--- begin ---

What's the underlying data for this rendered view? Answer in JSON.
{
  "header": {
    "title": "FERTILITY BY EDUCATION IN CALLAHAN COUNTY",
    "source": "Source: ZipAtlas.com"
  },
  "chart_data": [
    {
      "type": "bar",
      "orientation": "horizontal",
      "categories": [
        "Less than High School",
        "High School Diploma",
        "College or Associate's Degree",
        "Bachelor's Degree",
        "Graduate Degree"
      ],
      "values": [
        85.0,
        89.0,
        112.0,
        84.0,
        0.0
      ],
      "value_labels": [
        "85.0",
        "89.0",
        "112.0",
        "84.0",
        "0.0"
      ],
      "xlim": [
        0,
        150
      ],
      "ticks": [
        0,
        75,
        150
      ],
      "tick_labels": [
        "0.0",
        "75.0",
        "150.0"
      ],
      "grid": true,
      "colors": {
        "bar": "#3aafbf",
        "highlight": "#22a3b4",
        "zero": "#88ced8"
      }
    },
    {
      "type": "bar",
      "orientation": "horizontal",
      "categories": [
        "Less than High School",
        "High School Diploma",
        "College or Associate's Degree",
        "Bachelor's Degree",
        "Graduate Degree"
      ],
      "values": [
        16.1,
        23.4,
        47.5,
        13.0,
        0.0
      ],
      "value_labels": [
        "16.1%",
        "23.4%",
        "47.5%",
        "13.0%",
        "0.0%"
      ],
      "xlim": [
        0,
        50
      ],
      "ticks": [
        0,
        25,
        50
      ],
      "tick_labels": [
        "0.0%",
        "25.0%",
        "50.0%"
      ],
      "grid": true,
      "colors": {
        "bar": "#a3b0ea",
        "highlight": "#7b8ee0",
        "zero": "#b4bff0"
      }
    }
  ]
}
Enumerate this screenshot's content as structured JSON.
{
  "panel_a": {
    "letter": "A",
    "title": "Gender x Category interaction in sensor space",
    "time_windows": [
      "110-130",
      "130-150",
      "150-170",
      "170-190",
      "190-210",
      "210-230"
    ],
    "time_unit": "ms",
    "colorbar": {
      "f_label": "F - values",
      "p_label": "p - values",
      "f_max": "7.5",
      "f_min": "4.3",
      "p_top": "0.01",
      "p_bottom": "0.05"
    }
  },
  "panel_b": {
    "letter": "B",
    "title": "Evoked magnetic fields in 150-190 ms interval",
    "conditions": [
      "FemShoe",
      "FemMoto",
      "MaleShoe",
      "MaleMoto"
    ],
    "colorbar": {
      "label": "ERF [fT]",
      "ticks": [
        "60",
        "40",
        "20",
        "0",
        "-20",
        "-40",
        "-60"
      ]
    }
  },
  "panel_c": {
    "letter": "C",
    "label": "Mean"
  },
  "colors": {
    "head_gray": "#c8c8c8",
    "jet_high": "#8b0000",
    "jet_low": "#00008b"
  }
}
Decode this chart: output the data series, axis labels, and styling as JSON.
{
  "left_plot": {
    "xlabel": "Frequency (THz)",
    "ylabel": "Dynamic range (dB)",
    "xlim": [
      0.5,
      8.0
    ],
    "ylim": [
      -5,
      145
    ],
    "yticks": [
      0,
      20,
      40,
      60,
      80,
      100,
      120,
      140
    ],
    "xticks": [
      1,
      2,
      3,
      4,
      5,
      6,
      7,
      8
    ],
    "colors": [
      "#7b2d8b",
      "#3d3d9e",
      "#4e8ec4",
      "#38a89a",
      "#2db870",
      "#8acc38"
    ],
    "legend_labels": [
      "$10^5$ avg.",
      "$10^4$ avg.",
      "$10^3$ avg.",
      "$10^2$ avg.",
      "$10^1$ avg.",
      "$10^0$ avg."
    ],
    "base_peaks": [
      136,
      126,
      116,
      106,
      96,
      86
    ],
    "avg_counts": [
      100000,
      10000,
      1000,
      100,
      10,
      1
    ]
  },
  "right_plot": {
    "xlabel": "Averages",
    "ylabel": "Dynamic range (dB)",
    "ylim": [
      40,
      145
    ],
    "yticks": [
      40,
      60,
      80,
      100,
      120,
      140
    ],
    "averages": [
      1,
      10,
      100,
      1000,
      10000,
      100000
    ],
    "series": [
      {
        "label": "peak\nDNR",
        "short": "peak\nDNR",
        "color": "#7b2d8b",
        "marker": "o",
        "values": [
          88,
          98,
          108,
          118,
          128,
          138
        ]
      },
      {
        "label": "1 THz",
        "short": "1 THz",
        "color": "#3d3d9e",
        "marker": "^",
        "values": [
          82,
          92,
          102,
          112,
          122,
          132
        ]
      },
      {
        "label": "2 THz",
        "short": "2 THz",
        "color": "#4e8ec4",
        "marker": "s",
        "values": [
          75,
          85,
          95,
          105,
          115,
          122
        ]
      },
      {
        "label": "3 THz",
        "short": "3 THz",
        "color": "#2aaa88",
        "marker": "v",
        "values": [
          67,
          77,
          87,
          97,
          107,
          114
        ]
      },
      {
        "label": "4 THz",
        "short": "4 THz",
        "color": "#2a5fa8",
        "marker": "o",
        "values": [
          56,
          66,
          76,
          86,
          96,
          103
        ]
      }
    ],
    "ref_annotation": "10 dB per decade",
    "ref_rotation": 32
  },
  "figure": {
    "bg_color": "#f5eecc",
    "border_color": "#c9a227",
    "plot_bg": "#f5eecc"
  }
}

--- end ---

_Problem requirements:_
Find every line in the records that contains the word "series"; copy those lines.

_Answer below:_
Decode this chart: output the data series, axis labels, and styling as JSON.
    "series": [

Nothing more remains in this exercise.